[Data supplied]:
****************
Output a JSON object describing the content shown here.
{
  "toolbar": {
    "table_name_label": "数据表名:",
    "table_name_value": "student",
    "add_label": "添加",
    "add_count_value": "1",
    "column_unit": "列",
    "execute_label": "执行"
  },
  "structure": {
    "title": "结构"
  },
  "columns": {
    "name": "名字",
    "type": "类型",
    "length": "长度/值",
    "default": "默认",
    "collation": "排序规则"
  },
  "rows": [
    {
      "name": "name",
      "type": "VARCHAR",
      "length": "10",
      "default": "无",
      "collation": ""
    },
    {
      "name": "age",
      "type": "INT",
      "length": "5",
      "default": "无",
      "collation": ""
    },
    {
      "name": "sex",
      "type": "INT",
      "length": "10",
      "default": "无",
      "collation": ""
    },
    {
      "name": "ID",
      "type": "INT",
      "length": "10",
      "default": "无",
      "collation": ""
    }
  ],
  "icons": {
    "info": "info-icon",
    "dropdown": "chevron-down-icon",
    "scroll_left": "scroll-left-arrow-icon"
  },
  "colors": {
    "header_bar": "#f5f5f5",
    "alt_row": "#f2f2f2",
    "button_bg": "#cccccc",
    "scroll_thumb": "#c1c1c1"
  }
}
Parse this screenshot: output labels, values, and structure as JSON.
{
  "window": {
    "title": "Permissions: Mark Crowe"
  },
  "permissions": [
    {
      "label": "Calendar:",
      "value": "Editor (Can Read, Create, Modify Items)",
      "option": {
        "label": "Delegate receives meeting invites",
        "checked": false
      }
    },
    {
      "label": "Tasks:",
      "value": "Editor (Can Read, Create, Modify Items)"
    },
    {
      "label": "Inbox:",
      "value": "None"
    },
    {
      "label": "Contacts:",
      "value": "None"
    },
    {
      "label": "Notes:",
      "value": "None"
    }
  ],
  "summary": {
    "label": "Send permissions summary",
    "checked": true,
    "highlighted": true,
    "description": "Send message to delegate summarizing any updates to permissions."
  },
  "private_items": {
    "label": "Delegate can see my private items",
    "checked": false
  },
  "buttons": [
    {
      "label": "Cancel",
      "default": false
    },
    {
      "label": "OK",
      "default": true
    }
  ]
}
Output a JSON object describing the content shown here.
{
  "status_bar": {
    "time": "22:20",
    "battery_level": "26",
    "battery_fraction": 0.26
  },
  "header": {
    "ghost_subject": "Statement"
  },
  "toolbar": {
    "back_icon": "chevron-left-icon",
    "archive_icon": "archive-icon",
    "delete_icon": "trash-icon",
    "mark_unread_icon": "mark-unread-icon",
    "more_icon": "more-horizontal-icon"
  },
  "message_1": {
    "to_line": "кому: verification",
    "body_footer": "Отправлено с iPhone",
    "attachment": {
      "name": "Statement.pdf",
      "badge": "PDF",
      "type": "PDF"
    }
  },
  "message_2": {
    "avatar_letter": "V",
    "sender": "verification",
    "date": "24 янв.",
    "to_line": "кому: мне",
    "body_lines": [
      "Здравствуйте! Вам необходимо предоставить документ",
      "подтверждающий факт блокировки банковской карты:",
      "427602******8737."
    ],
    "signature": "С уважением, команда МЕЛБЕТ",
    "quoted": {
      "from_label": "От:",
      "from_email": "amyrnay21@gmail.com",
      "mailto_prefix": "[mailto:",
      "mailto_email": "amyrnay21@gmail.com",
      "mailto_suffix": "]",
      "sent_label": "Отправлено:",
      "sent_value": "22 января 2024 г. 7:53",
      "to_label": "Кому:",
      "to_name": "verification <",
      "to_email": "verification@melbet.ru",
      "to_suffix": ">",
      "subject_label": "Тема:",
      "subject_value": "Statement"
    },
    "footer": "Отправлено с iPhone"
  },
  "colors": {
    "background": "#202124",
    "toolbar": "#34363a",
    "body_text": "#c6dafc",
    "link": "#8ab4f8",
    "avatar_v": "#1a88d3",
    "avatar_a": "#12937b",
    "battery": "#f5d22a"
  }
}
****************
[Exercise requirements]: Your task is to print all of the records exactly.

[Task solution]:
Output a JSON object describing the content shown here.
{
  "toolbar": {
    "table_name_label": "数据表名:",
    "table_name_value": "student",
    "add_label": "添加",
    "add_count_value": "1",
    "column_unit": "列",
    "execute_label": "执行"
  },
  "structure": {
    "title": "结构"
  },
  "columns": {
    "name": "名字",
    "type": "类型",
    "length": "长度/值",
    "default": "默认",
    "collation": "排序规则"
  },
  "rows": [
    {
      "name": "name",
      "type": "VARCHAR",
      "length": "10",
      "default": "无",
      "collation": ""
    },
    {
      "name": "age",
      "type": "INT",
      "length": "5",
      "default": "无",
      "collation": ""
    },
    {
      "name": "sex",
      "type": "INT",
      "length": "10",
      "default": "无",
      "collation": ""
    },
    {
      "name": "ID",
      "type": "INT",
      "length": "10",
      "default": "无",
      "collation": ""
    }
  ],
  "icons": {
    "info": "info-icon",
    "dropdown": "chevron-down-icon",
    "scroll_left": "scroll-left-arrow-icon"
  },
  "colors": {
    "header_bar": "#f5f5f5",
    "alt_row": "#f2f2f2",
    "button_bg": "#cccccc",
    "scroll_thumb": "#c1c1c1"
  }
}
Parse this screenshot: output labels, values, and structure as JSON.
{
  "window": {
    "title": "Permissions: Mark Crowe"
  },
  "permissions": [
    {
      "label": "Calendar:",
      "value": "Editor (Can Read, Create, Modify Items)",
      "option": {
        "label": "Delegate receives meeting invites",
        "checked": false
      }
    },
    {
      "label": "Tasks:",
      "value": "Editor (Can Read, Create, Modify Items)"
    },
    {
      "label": "Inbox:",
      "value": "None"
    },
    {
      "label": "Contacts:",
      "value": "None"
    },
    {
      "label": "Notes:",
      "value": "None"
    }
  ],
  "summary": {
    "label": "Send permissions summary",
    "checked": true,
    "highlighted": true,
    "description": "Send message to delegate summarizing any updates to permissions."
  },
  "private_items": {
    "label": "Delegate can see my private items",
    "checked": false
  },
  "buttons": [
    {
      "label": "Cancel",
      "default": false
    },
    {
      "label": "OK",
      "default": true
    }
  ]
}
Output a JSON object describing the content shown here.
{
  "status_bar": {
    "time": "22:20",
    "battery_level": "26",
    "battery_fraction": 0.26
  },
  "header": {
    "ghost_subject": "Statement"
  },
  "toolbar": {
    "back_icon": "chevron-left-icon",
    "archive_icon": "archive-icon",
    "delete_icon": "trash-icon",
    "mark_unread_icon": "mark-unread-icon",
    "more_icon": "more-horizontal-icon"
  },
  "message_1": {
    "to_line": "кому: verification",
    "body_footer": "Отправлено с iPhone",
    "attachment": {
      "name": "Statement.pdf",
      "badge": "PDF",
      "type": "PDF"
    }
  },
  "message_2": {
    "avatar_letter": "V",
    "sender": "verification",
    "date": "24 янв.",
    "to_line": "кому: мне",
    "body_lines": [
      "Здравствуйте! Вам необходимо предоставить документ",
      "подтверждающий факт блокировки банковской карты:",
      "427602******8737."
    ],
    "signature": "С уважением, команда МЕЛБЕТ",
    "quoted": {
      "from_label": "От:",
      "from_email": "amyrnay21@gmail.com",
      "mailto_prefix": "[mailto:",
      "mailto_email": "amyrnay21@gmail.com",
      "mailto_suffix": "]",
      "sent_label": "Отправлено:",
      "sent_value": "22 января 2024 г. 7:53",
      "to_label": "Кому:",
      "to_name": "verification <",
      "to_email": "verification@melbet.ru",
      "to_suffix": ">",
      "subject_label": "Тема:",
      "subject_value": "Statement"
    },
    "footer": "Отправлено с iPhone"
  },
  "colors": {
    "background": "#202124",
    "toolbar": "#34363a",
    "body_text": "#c6dafc",
    "link": "#8ab4f8",
    "avatar_v": "#1a88d3",
    "avatar_a": "#12937b",
    "battery": "#f5d22a"
  }
}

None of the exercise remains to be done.